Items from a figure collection

········

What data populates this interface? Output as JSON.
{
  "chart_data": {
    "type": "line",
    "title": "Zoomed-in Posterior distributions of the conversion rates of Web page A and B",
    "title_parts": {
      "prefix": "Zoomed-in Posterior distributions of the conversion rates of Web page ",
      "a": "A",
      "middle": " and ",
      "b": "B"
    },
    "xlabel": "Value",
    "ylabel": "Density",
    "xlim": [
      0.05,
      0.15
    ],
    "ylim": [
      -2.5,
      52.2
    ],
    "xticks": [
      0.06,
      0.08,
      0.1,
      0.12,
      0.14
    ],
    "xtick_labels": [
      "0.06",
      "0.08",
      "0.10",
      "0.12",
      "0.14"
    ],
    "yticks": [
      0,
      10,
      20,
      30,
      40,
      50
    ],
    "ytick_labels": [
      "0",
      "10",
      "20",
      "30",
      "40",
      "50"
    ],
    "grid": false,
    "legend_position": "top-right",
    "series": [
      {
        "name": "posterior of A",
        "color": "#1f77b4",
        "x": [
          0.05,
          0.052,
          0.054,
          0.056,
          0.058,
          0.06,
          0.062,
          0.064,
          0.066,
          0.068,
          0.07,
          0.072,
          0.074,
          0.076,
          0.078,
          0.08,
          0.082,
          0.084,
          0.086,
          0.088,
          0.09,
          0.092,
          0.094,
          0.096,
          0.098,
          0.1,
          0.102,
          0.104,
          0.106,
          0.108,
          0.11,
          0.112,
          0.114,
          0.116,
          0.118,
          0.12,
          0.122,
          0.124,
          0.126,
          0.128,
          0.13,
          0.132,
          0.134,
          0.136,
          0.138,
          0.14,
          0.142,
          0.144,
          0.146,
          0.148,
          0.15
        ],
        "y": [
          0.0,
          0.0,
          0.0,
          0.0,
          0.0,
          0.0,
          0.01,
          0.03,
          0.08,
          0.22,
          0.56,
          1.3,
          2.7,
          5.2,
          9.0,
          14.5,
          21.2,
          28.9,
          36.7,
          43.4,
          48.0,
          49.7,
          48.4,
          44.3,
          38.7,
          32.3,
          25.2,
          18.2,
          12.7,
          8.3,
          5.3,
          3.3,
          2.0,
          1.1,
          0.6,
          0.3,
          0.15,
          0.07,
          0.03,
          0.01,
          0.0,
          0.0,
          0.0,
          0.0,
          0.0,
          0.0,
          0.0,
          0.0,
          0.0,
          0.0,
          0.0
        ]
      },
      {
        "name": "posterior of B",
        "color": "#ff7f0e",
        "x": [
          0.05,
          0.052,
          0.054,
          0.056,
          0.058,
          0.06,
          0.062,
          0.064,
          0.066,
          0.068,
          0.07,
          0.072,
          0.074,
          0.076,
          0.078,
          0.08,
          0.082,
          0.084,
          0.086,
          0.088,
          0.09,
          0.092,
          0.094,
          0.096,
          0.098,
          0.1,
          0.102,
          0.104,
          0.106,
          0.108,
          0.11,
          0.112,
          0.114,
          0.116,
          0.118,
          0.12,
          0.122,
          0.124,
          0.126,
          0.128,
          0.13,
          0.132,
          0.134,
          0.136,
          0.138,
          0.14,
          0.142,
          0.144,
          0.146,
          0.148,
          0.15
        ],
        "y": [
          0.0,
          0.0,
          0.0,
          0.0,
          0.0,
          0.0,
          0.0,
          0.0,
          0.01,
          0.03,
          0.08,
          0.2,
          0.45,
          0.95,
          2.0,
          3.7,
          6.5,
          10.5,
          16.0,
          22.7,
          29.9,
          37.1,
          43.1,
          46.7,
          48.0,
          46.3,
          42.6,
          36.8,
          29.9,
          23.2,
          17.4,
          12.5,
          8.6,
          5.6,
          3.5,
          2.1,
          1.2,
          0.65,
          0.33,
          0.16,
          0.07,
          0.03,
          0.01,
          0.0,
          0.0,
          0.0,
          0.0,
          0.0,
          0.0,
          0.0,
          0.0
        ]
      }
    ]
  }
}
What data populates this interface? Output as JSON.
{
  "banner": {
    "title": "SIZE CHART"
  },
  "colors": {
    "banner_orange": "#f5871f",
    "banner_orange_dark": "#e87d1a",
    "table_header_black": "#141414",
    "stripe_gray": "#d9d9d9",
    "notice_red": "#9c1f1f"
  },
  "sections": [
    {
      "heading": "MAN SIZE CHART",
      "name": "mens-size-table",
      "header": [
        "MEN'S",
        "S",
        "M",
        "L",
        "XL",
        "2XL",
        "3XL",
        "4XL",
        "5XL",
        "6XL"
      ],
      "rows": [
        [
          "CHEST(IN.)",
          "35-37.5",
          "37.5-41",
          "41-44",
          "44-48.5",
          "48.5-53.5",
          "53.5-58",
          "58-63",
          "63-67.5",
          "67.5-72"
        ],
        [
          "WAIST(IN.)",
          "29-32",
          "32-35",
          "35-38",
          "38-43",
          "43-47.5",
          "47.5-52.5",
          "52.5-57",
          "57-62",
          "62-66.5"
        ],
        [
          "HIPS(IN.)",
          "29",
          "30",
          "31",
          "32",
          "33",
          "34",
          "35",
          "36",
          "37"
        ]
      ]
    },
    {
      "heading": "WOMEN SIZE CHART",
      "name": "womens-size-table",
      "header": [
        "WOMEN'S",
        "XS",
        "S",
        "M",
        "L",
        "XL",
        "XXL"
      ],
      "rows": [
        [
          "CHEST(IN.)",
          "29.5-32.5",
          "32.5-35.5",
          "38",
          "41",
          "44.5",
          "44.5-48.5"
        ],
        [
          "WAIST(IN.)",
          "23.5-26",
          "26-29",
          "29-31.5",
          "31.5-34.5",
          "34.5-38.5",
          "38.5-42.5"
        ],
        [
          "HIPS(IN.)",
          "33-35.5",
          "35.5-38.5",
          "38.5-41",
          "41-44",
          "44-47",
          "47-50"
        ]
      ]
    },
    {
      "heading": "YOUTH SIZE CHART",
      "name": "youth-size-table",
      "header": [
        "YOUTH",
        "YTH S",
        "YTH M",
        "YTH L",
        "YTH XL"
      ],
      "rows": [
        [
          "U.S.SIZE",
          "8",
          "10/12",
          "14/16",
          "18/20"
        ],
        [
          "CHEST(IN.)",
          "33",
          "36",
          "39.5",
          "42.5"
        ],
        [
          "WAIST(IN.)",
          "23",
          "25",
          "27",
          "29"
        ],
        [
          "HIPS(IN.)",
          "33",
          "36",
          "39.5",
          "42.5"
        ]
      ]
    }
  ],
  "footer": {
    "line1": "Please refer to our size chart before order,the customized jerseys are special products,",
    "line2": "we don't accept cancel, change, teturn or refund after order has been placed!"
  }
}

········

■ **What this task involves**
Take each line of the material that contains the word "name" and list it.

■ **The output**
        "name": "posterior of A",
        "name": "posterior of B",
      "name": "mens-size-table",
      "name": "womens-size-table",
      "name": "youth-size-table",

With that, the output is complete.